begin
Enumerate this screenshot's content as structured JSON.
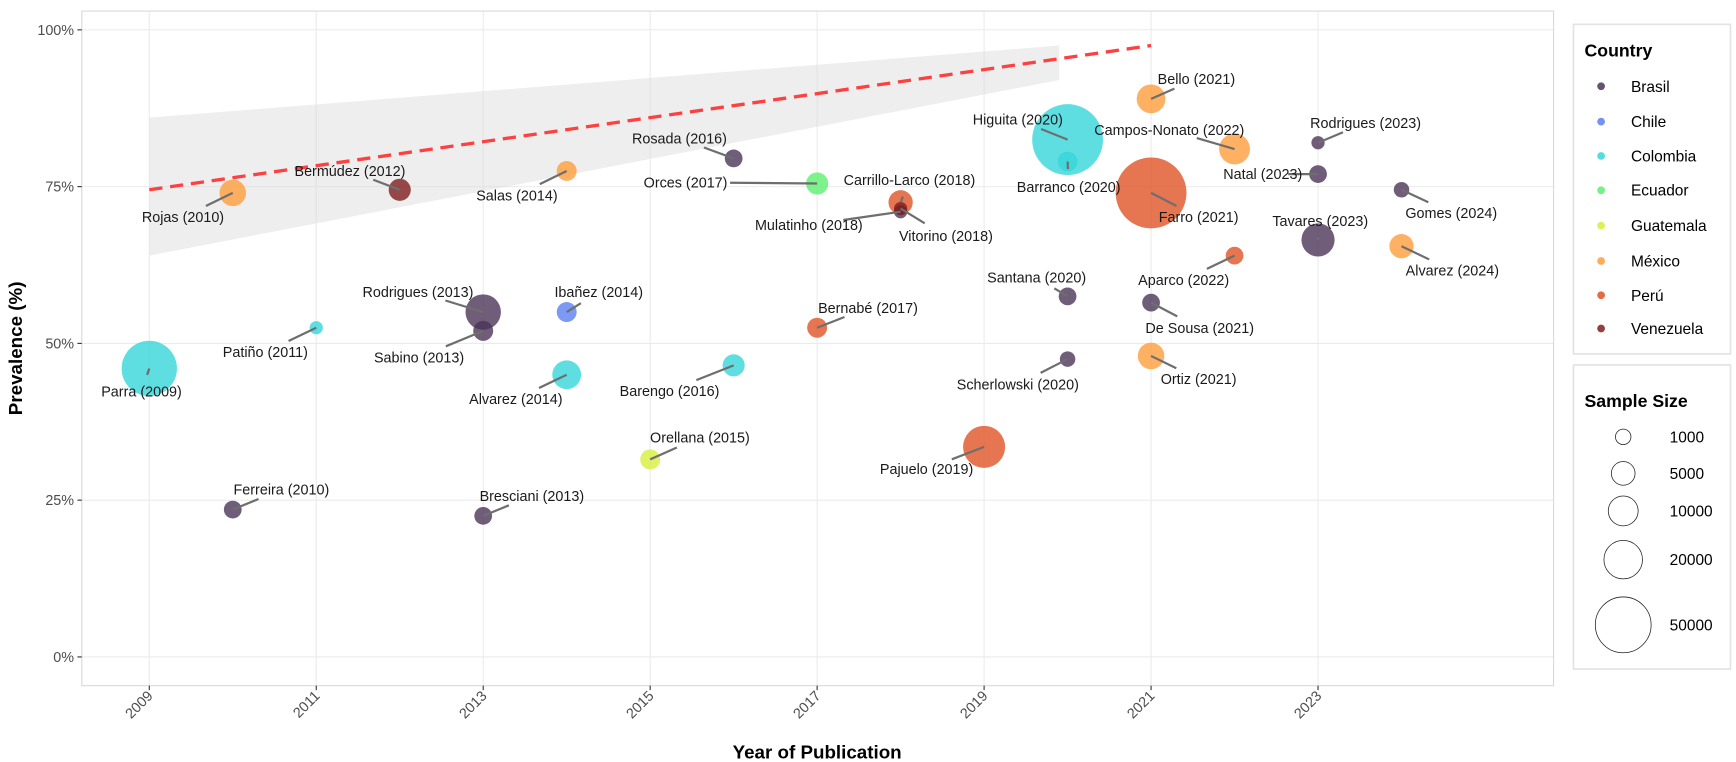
{
  "chart_data": {
    "type": "scatter",
    "title": "",
    "xlabel": "Year of Publication",
    "ylabel": "Prevalence (%)",
    "xlim": [
      2008.2,
      2025.8
    ],
    "ylim": [
      -4,
      104
    ],
    "x_ticks": [
      2009,
      2011,
      2013,
      2015,
      2017,
      2019,
      2021,
      2023
    ],
    "x_tick_labels": [
      "2009",
      "2011",
      "2013",
      "2015",
      "2017",
      "2019",
      "2021",
      "2023"
    ],
    "y_ticks": [
      0,
      25,
      50,
      75,
      100
    ],
    "y_tick_labels": [
      "0%",
      "25%",
      "50%",
      "75%",
      "100%"
    ],
    "grid": true,
    "legend_placement": "right",
    "country_legend": {
      "title": "Country",
      "items": [
        {
          "label": "Brasil",
          "color": "#4b3558"
        },
        {
          "label": "Chile",
          "color": "#5b7ff0"
        },
        {
          "label": "Colombia",
          "color": "#36d6d9"
        },
        {
          "label": "Ecuador",
          "color": "#5cf06e"
        },
        {
          "label": "Guatemala",
          "color": "#d6ef3c"
        },
        {
          "label": "México",
          "color": "#ff9d3c"
        },
        {
          "label": "Perú",
          "color": "#e05426"
        },
        {
          "label": "Venezuela",
          "color": "#7f1d1d"
        }
      ]
    },
    "size_legend": {
      "title": "Sample Size",
      "items": [
        {
          "label": "1000",
          "value": 1000
        },
        {
          "label": "5000",
          "value": 5000
        },
        {
          "label": "10000",
          "value": 10000
        },
        {
          "label": "20000",
          "value": 20000
        },
        {
          "label": "50000",
          "value": 50000
        }
      ]
    },
    "trend": {
      "color": "#ff4040",
      "x": [
        2009,
        2021
      ],
      "y": [
        74.5,
        97.5
      ],
      "band": {
        "x": [
          2009,
          2019.9
        ],
        "lower": [
          64,
          92
        ],
        "upper": [
          86,
          97.5
        ]
      }
    },
    "points": [
      {
        "label": "Parra (2009)",
        "year": 2009,
        "prevalence": 46,
        "country": "Colombia",
        "sample_size": 49000
      },
      {
        "label": "Rojas (2010)",
        "year": 2010,
        "prevalence": 74,
        "country": "México",
        "sample_size": 7100
      },
      {
        "label": "Ferreira (2010)",
        "year": 2010,
        "prevalence": 23.5,
        "country": "Brasil",
        "sample_size": 1800
      },
      {
        "label": "Patiño (2011)",
        "year": 2011,
        "prevalence": 52.5,
        "country": "Colombia",
        "sample_size": 440
      },
      {
        "label": "Bermúdez (2012)",
        "year": 2012,
        "prevalence": 74.5,
        "country": "Venezuela",
        "sample_size": 4000
      },
      {
        "label": "Rodrigues (2013)",
        "year": 2013,
        "prevalence": 55,
        "country": "Brasil",
        "sample_size": 16000
      },
      {
        "label": "Sabino (2013)",
        "year": 2013,
        "prevalence": 52,
        "country": "Brasil",
        "sample_size": 2800
      },
      {
        "label": "Bresciani (2013)",
        "year": 2013,
        "prevalence": 22.5,
        "country": "Brasil",
        "sample_size": 1800
      },
      {
        "label": "Ibañez (2014)",
        "year": 2014,
        "prevalence": 55,
        "country": "Chile",
        "sample_size": 2800
      },
      {
        "label": "Salas (2014)",
        "year": 2014,
        "prevalence": 77.5,
        "country": "México",
        "sample_size": 2800
      },
      {
        "label": "Alvarez (2014)",
        "year": 2014,
        "prevalence": 45,
        "country": "Colombia",
        "sample_size": 9000
      },
      {
        "label": "Orellana (2015)",
        "year": 2015,
        "prevalence": 31.5,
        "country": "Guatemala",
        "sample_size": 2800
      },
      {
        "label": "Rosada (2016)",
        "year": 2016,
        "prevalence": 79.5,
        "country": "Brasil",
        "sample_size": 1800
      },
      {
        "label": "Barengo (2016)",
        "year": 2016,
        "prevalence": 46.5,
        "country": "Colombia",
        "sample_size": 4000
      },
      {
        "label": "Orces (2017)",
        "year": 2017,
        "prevalence": 75.5,
        "country": "Ecuador",
        "sample_size": 4000
      },
      {
        "label": "Bernabé (2017)",
        "year": 2017,
        "prevalence": 52.5,
        "country": "Perú",
        "sample_size": 2800
      },
      {
        "label": "Carrillo-Larco (2018)",
        "year": 2018,
        "prevalence": 72.5,
        "country": "Perú",
        "sample_size": 5400
      },
      {
        "label": "Mulatinho (2018)",
        "year": 2018,
        "prevalence": 71,
        "country": "Brasil",
        "sample_size": 440
      },
      {
        "label": "Vitorino (2018)",
        "year": 2018,
        "prevalence": 71.5,
        "country": "Venezuela",
        "sample_size": 440
      },
      {
        "label": "Pajuelo (2019)",
        "year": 2019,
        "prevalence": 33.5,
        "country": "Perú",
        "sample_size": 25000
      },
      {
        "label": "Higuita (2020)",
        "year": 2020,
        "prevalence": 82.5,
        "country": "Colombia",
        "sample_size": 87000
      },
      {
        "label": "Barranco (2020)",
        "year": 2020,
        "prevalence": 79,
        "country": "Colombia",
        "sample_size": 2800
      },
      {
        "label": "Santana (2020)",
        "year": 2020,
        "prevalence": 57.5,
        "country": "Brasil",
        "sample_size": 1800
      },
      {
        "label": "Scherlowski (2020)",
        "year": 2020,
        "prevalence": 47.5,
        "country": "Brasil",
        "sample_size": 1000
      },
      {
        "label": "Bello (2021)",
        "year": 2021,
        "prevalence": 89,
        "country": "México",
        "sample_size": 9000
      },
      {
        "label": "Farro (2021)",
        "year": 2021,
        "prevalence": 74,
        "country": "Perú",
        "sample_size": 87000
      },
      {
        "label": "De Sousa (2021)",
        "year": 2021,
        "prevalence": 56.5,
        "country": "Brasil",
        "sample_size": 1800
      },
      {
        "label": "Ortiz (2021)",
        "year": 2021,
        "prevalence": 48,
        "country": "México",
        "sample_size": 7100
      },
      {
        "label": "Campos-Nonato (2022)",
        "year": 2022,
        "prevalence": 81,
        "country": "México",
        "sample_size": 11000
      },
      {
        "label": "Aparco (2022)",
        "year": 2022,
        "prevalence": 64,
        "country": "Perú",
        "sample_size": 1800
      },
      {
        "label": "Rodrigues (2023)",
        "year": 2023,
        "prevalence": 82,
        "country": "Brasil",
        "sample_size": 440
      },
      {
        "label": "Natal (2023)",
        "year": 2023,
        "prevalence": 77,
        "country": "Brasil",
        "sample_size": 1800
      },
      {
        "label": "Tavares (2023)",
        "year": 2023,
        "prevalence": 66.5,
        "country": "Brasil",
        "sample_size": 13400
      },
      {
        "label": "Gomes (2024)",
        "year": 2024,
        "prevalence": 74.5,
        "country": "Brasil",
        "sample_size": 1000
      },
      {
        "label": "Alvarez (2024)",
        "year": 2024,
        "prevalence": 65.5,
        "country": "México",
        "sample_size": 5400
      }
    ]
  }
}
end
## Task goal:
Each line of the material must be retyped exactly, except that images are omitted.

## Response to the exercise:
Enumerate this screenshot's content as structured JSON.
{
  "chart_data": {
    "type": "scatter",
    "title": "",
    "xlabel": "Year of Publication",
    "ylabel": "Prevalence (%)",
    "xlim": [
      2008.2,
      2025.8
    ],
    "ylim": [
      -4,
      104
    ],
    "x_ticks": [
      2009,
      2011,
      2013,
      2015,
      2017,
      2019,
      2021,
      2023
    ],
    "x_tick_labels": [
      "2009",
      "2011",
      "2013",
      "2015",
      "2017",
      "2019",
      "2021",
      "2023"
    ],
    "y_ticks": [
      0,
      25,
      50,
      75,
      100
    ],
    "y_tick_labels": [
      "0%",
      "25%",
      "50%",
      "75%",
      "100%"
    ],
    "grid": true,
    "legend_placement": "right",
    "country_legend": {
      "title": "Country",
      "items": [
        {
          "label": "Brasil",
          "color": "#4b3558"
        },
        {
          "label": "Chile",
          "color": "#5b7ff0"
        },
        {
          "label": "Colombia",
          "color": "#36d6d9"
        },
        {
          "label": "Ecuador",
          "color": "#5cf06e"
        },
        {
          "label": "Guatemala",
          "color": "#d6ef3c"
        },
        {
          "label": "México",
          "color": "#ff9d3c"
        },
        {
          "label": "Perú",
          "color": "#e05426"
        },
        {
          "label": "Venezuela",
          "color": "#7f1d1d"
        }
      ]
    },
    "size_legend": {
      "title": "Sample Size",
      "items": [
        {
          "label": "1000",
          "value": 1000
        },
        {
          "label": "5000",
          "value": 5000
        },
        {
          "label": "10000",
          "value": 10000
        },
        {
          "label": "20000",
          "value": 20000
        },
        {
          "label": "50000",
          "value": 50000
        }
      ]
    },
    "trend": {
      "color": "#ff4040",
      "x": [
        2009,
        2021
      ],
      "y": [
        74.5,
        97.5
      ],
      "band": {
        "x": [
          2009,
          2019.9
        ],
        "lower": [
          64,
          92
        ],
        "upper": [
          86,
          97.5
        ]
      }
    },
    "points": [
      {
        "label": "Parra (2009)",
        "year": 2009,
        "prevalence": 46,
        "country": "Colombia",
        "sample_size": 49000
      },
      {
        "label": "Rojas (2010)",
        "year": 2010,
        "prevalence": 74,
        "country": "México",
        "sample_size": 7100
      },
      {
        "label": "Ferreira (2010)",
        "year": 2010,
        "prevalence": 23.5,
        "country": "Brasil",
        "sample_size": 1800
      },
      {
        "label": "Patiño (2011)",
        "year": 2011,
        "prevalence": 52.5,
        "country": "Colombia",
        "sample_size": 440
      },
      {
        "label": "Bermúdez (2012)",
        "year": 2012,
        "prevalence": 74.5,
        "country": "Venezuela",
        "sample_size": 4000
      },
      {
        "label": "Rodrigues (2013)",
        "year": 2013,
        "prevalence": 55,
        "country": "Brasil",
        "sample_size": 16000
      },
      {
        "label": "Sabino (2013)",
        "year": 2013,
        "prevalence": 52,
        "country": "Brasil",
        "sample_size": 2800
      },
      {
        "label": "Bresciani (2013)",
        "year": 2013,
        "prevalence": 22.5,
        "country": "Brasil",
        "sample_size": 1800
      },
      {
        "label": "Ibañez (2014)",
        "year": 2014,
        "prevalence": 55,
        "country": "Chile",
        "sample_size": 2800
      },
      {
        "label": "Salas (2014)",
        "year": 2014,
        "prevalence": 77.5,
        "country": "México",
        "sample_size": 2800
      },
      {
        "label": "Alvarez (2014)",
        "year": 2014,
        "prevalence": 45,
        "country": "Colombia",
        "sample_size": 9000
      },
      {
        "label": "Orellana (2015)",
        "year": 2015,
        "prevalence": 31.5,
        "country": "Guatemala",
        "sample_size": 2800
      },
      {
        "label": "Rosada (2016)",
        "year": 2016,
        "prevalence": 79.5,
        "country": "Brasil",
        "sample_size": 1800
      },
      {
        "label": "Barengo (2016)",
        "year": 2016,
        "prevalence": 46.5,
        "country": "Colombia",
        "sample_size": 4000
      },
      {
        "label": "Orces (2017)",
        "year": 2017,
        "prevalence": 75.5,
        "country": "Ecuador",
        "sample_size": 4000
      },
      {
        "label": "Bernabé (2017)",
        "year": 2017,
        "prevalence": 52.5,
        "country": "Perú",
        "sample_size": 2800
      },
      {
        "label": "Carrillo-Larco (2018)",
        "year": 2018,
        "prevalence": 72.5,
        "country": "Perú",
        "sample_size": 5400
      },
      {
        "label": "Mulatinho (2018)",
        "year": 2018,
        "prevalence": 71,
        "country": "Brasil",
        "sample_size": 440
      },
      {
        "label": "Vitorino (2018)",
        "year": 2018,
        "prevalence": 71.5,
        "country": "Venezuela",
        "sample_size": 440
      },
      {
        "label": "Pajuelo (2019)",
        "year": 2019,
        "prevalence": 33.5,
        "country": "Perú",
        "sample_size": 25000
      },
      {
        "label": "Higuita (2020)",
        "year": 2020,
        "prevalence": 82.5,
        "country": "Colombia",
        "sample_size": 87000
      },
      {
        "label": "Barranco (2020)",
        "year": 2020,
        "prevalence": 79,
        "country": "Colombia",
        "sample_size": 2800
      },
      {
        "label": "Santana (2020)",
        "year": 2020,
        "prevalence": 57.5,
        "country": "Brasil",
        "sample_size": 1800
      },
      {
        "label": "Scherlowski (2020)",
        "year": 2020,
        "prevalence": 47.5,
        "country": "Brasil",
        "sample_size": 1000
      },
      {
        "label": "Bello (2021)",
        "year": 2021,
        "prevalence": 89,
        "country": "México",
        "sample_size": 9000
      },
      {
        "label": "Farro (2021)",
        "year": 2021,
        "prevalence": 74,
        "country": "Perú",
        "sample_size": 87000
      },
      {
        "label": "De Sousa (2021)",
        "year": 2021,
        "prevalence": 56.5,
        "country": "Brasil",
        "sample_size": 1800
      },
      {
        "label": "Ortiz (2021)",
        "year": 2021,
        "prevalence": 48,
        "country": "México",
        "sample_size": 7100
      },
      {
        "label": "Campos-Nonato (2022)",
        "year": 2022,
        "prevalence": 81,
        "country": "México",
        "sample_size": 11000
      },
      {
        "label": "Aparco (2022)",
        "year": 2022,
        "prevalence": 64,
        "country": "Perú",
        "sample_size": 1800
      },
      {
        "label": "Rodrigues (2023)",
        "year": 2023,
        "prevalence": 82,
        "country": "Brasil",
        "sample_size": 440
      },
      {
        "label": "Natal (2023)",
        "year": 2023,
        "prevalence": 77,
        "country": "Brasil",
        "sample_size": 1800
      },
      {
        "label": "Tavares (2023)",
        "year": 2023,
        "prevalence": 66.5,
        "country": "Brasil",
        "sample_size": 13400
      },
      {
        "label": "Gomes (2024)",
        "year": 2024,
        "prevalence": 74.5,
        "country": "Brasil",
        "sample_size": 1000
      },
      {
        "label": "Alvarez (2024)",
        "year": 2024,
        "prevalence": 65.5,
        "country": "México",
        "sample_size": 5400
      }
    ]
  }
}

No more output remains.